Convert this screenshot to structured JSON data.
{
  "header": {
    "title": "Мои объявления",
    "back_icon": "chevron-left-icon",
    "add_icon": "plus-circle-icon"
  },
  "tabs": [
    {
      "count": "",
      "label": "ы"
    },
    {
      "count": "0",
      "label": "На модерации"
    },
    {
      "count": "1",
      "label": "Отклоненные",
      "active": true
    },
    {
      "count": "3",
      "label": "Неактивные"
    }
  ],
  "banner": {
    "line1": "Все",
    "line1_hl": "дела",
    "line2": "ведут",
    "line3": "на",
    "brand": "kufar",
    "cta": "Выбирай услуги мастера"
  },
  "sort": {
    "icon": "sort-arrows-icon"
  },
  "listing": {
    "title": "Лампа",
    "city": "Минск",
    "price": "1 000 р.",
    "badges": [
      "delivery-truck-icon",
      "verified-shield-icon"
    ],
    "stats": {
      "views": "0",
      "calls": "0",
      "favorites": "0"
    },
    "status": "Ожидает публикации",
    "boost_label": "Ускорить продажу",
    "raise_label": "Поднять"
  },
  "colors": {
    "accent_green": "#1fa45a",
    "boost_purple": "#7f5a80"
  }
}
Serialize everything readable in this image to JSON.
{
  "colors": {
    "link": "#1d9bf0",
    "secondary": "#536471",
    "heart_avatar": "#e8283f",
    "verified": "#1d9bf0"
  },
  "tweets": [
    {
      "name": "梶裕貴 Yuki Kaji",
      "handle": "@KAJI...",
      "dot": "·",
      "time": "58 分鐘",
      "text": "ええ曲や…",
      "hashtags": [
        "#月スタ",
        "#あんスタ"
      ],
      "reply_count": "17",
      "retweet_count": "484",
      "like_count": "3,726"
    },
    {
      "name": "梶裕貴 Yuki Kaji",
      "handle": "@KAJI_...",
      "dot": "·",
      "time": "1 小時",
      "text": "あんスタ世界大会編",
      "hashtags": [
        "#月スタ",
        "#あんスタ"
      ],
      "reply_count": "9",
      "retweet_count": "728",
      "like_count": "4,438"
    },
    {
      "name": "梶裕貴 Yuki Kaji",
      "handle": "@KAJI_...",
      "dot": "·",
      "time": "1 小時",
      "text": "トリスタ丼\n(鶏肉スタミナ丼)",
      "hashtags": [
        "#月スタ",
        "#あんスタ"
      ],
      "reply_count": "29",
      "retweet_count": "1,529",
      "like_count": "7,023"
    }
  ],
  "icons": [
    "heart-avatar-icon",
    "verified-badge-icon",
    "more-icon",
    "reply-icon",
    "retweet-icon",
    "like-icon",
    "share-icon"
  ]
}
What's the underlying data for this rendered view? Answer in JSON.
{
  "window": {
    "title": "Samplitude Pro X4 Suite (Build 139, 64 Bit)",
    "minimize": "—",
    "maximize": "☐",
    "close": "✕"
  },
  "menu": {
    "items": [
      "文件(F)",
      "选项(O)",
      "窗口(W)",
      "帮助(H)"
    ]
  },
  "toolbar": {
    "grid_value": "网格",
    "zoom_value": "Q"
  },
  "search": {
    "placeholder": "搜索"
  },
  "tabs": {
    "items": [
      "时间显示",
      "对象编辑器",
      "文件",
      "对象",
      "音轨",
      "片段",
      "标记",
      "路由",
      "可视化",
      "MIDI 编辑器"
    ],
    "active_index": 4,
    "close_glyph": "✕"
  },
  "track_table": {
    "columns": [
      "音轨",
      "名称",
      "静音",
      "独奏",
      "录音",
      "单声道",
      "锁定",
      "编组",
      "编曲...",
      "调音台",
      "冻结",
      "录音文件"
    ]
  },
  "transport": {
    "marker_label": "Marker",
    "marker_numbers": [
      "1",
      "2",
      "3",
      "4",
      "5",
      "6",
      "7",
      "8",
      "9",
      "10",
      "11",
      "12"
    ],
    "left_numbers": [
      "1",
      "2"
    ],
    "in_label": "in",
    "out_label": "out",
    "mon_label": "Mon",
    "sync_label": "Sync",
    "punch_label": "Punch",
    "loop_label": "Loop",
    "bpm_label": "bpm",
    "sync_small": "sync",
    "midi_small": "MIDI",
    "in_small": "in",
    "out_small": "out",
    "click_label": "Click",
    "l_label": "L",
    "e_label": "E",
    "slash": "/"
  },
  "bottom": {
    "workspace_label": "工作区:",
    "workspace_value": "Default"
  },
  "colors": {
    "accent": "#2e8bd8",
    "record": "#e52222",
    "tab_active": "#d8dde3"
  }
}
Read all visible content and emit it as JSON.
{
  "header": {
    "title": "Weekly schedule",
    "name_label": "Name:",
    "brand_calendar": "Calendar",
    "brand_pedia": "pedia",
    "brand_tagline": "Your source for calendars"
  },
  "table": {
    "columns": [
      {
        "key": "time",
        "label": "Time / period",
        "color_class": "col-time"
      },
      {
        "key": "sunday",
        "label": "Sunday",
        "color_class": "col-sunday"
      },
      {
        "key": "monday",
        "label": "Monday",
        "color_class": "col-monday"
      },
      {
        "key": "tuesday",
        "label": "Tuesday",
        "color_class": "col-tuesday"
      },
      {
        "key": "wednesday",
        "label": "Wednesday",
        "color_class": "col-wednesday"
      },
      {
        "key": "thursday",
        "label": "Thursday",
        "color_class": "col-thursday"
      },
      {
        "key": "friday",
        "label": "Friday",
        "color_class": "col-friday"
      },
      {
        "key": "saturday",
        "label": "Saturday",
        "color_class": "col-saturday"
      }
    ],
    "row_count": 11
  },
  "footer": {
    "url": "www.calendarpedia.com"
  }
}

-------

Consider the entries above and return each line with the string "text".

      "text": "ええ曲や…",
      "text": "あんスタ世界大会編",
      "text": "トリスタ丼\n(鶏肉スタミナ丼)",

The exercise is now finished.